(Extracted data entries)
::::::
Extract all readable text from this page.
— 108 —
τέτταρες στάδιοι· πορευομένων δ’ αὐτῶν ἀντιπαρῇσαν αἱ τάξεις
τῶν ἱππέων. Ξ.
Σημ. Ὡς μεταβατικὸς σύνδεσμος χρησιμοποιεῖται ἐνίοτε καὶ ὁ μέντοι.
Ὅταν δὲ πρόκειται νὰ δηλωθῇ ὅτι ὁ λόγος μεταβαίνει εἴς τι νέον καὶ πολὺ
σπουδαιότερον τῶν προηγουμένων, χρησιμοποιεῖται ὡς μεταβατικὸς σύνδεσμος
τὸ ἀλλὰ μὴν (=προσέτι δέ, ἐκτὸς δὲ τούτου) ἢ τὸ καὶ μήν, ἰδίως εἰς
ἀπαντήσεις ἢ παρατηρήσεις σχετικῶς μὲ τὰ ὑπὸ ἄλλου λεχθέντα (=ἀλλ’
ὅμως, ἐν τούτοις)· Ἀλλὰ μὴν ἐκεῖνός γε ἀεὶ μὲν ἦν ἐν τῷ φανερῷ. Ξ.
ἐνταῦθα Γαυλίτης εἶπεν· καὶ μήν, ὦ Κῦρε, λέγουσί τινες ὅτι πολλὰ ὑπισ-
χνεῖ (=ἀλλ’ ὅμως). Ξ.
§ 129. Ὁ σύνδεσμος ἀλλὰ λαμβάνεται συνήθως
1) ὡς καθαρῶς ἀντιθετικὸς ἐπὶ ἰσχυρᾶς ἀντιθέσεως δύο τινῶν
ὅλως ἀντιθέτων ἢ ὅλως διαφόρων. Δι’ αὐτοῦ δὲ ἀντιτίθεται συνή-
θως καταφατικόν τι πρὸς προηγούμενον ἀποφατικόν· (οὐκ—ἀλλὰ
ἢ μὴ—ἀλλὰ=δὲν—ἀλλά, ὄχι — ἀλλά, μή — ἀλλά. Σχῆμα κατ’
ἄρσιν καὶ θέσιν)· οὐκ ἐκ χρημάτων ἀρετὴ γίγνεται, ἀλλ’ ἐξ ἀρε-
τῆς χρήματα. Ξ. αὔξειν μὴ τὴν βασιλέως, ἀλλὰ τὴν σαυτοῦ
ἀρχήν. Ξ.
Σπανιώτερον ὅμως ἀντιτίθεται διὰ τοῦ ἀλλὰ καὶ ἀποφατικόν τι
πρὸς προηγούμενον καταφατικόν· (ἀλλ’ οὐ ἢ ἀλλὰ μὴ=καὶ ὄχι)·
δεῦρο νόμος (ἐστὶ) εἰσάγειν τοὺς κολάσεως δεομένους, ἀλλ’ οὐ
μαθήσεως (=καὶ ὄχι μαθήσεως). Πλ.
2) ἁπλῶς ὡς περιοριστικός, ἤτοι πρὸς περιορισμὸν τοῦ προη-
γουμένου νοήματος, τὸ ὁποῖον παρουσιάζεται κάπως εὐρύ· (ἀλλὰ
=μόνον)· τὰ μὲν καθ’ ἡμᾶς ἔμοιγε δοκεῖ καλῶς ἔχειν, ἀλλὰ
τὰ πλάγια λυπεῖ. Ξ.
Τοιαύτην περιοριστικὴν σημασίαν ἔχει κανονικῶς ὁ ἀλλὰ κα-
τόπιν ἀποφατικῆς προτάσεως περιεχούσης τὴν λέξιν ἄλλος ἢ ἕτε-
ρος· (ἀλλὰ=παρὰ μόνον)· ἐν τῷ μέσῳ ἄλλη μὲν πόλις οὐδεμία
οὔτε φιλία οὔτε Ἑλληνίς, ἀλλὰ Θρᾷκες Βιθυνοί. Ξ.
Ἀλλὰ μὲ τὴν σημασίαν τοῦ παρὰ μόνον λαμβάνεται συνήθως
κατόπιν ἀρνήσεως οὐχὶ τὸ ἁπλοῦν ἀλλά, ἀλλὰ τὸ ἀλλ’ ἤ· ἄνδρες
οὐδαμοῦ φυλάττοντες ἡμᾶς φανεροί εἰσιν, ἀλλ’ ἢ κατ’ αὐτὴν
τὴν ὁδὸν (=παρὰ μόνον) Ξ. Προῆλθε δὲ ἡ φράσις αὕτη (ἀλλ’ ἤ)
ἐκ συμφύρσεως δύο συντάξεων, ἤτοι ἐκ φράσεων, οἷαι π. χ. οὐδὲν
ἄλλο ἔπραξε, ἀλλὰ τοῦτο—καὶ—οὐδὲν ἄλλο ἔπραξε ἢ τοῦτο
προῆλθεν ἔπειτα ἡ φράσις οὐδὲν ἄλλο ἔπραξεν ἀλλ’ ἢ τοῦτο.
::::::
- _What you are asked to do_: Output the listing above without altering a single character.

- _Solved exercise_:
Extract all readable text from this page.
— 108 —
τέτταρες στάδιοι· πορευομένων δ’ αὐτῶν ἀντιπαρῇσαν αἱ τάξεις
τῶν ἱππέων. Ξ.
Σημ. Ὡς μεταβατικὸς σύνδεσμος χρησιμοποιεῖται ἐνίοτε καὶ ὁ μέντοι.
Ὅταν δὲ πρόκειται νὰ δηλωθῇ ὅτι ὁ λόγος μεταβαίνει εἴς τι νέον καὶ πολὺ
σπουδαιότερον τῶν προηγουμένων, χρησιμοποιεῖται ὡς μεταβατικὸς σύνδεσμος
τὸ ἀλλὰ μὴν (=προσέτι δέ, ἐκτὸς δὲ τούτου) ἢ τὸ καὶ μήν, ἰδίως εἰς
ἀπαντήσεις ἢ παρατηρήσεις σχετικῶς μὲ τὰ ὑπὸ ἄλλου λεχθέντα (=ἀλλ’
ὅμως, ἐν τούτοις)· Ἀλλὰ μὴν ἐκεῖνός γε ἀεὶ μὲν ἦν ἐν τῷ φανερῷ. Ξ.
ἐνταῦθα Γαυλίτης εἶπεν· καὶ μήν, ὦ Κῦρε, λέγουσί τινες ὅτι πολλὰ ὑπισ-
χνεῖ (=ἀλλ’ ὅμως). Ξ.
§ 129. Ὁ σύνδεσμος ἀλλὰ λαμβάνεται συνήθως
1) ὡς καθαρῶς ἀντιθετικὸς ἐπὶ ἰσχυρᾶς ἀντιθέσεως δύο τινῶν
ὅλως ἀντιθέτων ἢ ὅλως διαφόρων. Δι’ αὐτοῦ δὲ ἀντιτίθεται συνή-
θως καταφατικόν τι πρὸς προηγούμενον ἀποφατικόν· (οὐκ—ἀλλὰ
ἢ μὴ—ἀλλὰ=δὲν—ἀλλά, ὄχι — ἀλλά, μή — ἀλλά. Σχῆμα κατ’
ἄρσιν καὶ θέσιν)· οὐκ ἐκ χρημάτων ἀρετὴ γίγνεται, ἀλλ’ ἐξ ἀρε-
τῆς χρήματα. Ξ. αὔξειν μὴ τὴν βασιλέως, ἀλλὰ τὴν σαυτοῦ
ἀρχήν. Ξ.
Σπανιώτερον ὅμως ἀντιτίθεται διὰ τοῦ ἀλλὰ καὶ ἀποφατικόν τι
πρὸς προηγούμενον καταφατικόν· (ἀλλ’ οὐ ἢ ἀλλὰ μὴ=καὶ ὄχι)·
δεῦρο νόμος (ἐστὶ) εἰσάγειν τοὺς κολάσεως δεομένους, ἀλλ’ οὐ
μαθήσεως (=καὶ ὄχι μαθήσεως). Πλ.
2) ἁπλῶς ὡς περιοριστικός, ἤτοι πρὸς περιορισμὸν τοῦ προη-
γουμένου νοήματος, τὸ ὁποῖον παρουσιάζεται κάπως εὐρύ· (ἀλλὰ
=μόνον)· τὰ μὲν καθ’ ἡμᾶς ἔμοιγε δοκεῖ καλῶς ἔχειν, ἀλλὰ
τὰ πλάγια λυπεῖ. Ξ.
Τοιαύτην περιοριστικὴν σημασίαν ἔχει κανονικῶς ὁ ἀλλὰ κα-
τόπιν ἀποφατικῆς προτάσεως περιεχούσης τὴν λέξιν ἄλλος ἢ ἕτε-
ρος· (ἀλλὰ=παρὰ μόνον)· ἐν τῷ μέσῳ ἄλλη μὲν πόλις οὐδεμία
οὔτε φιλία οὔτε Ἑλληνίς, ἀλλὰ Θρᾷκες Βιθυνοί. Ξ.
Ἀλλὰ μὲ τὴν σημασίαν τοῦ παρὰ μόνον λαμβάνεται συνήθως
κατόπιν ἀρνήσεως οὐχὶ τὸ ἁπλοῦν ἀλλά, ἀλλὰ τὸ ἀλλ’ ἤ· ἄνδρες
οὐδαμοῦ φυλάττοντες ἡμᾶς φανεροί εἰσιν, ἀλλ’ ἢ κατ’ αὐτὴν
τὴν ὁδὸν (=παρὰ μόνον) Ξ. Προῆλθε δὲ ἡ φράσις αὕτη (ἀλλ’ ἤ)
ἐκ συμφύρσεως δύο συντάξεων, ἤτοι ἐκ φράσεων, οἷαι π. χ. οὐδὲν
ἄλλο ἔπραξε, ἀλλὰ τοῦτο—καὶ—οὐδὲν ἄλλο ἔπραξε ἢ τοῦτο
προῆλθεν ἔπειτα ἡ φράσις οὐδὲν ἄλλο ἔπραξεν ἀλλ’ ἢ τοῦτο.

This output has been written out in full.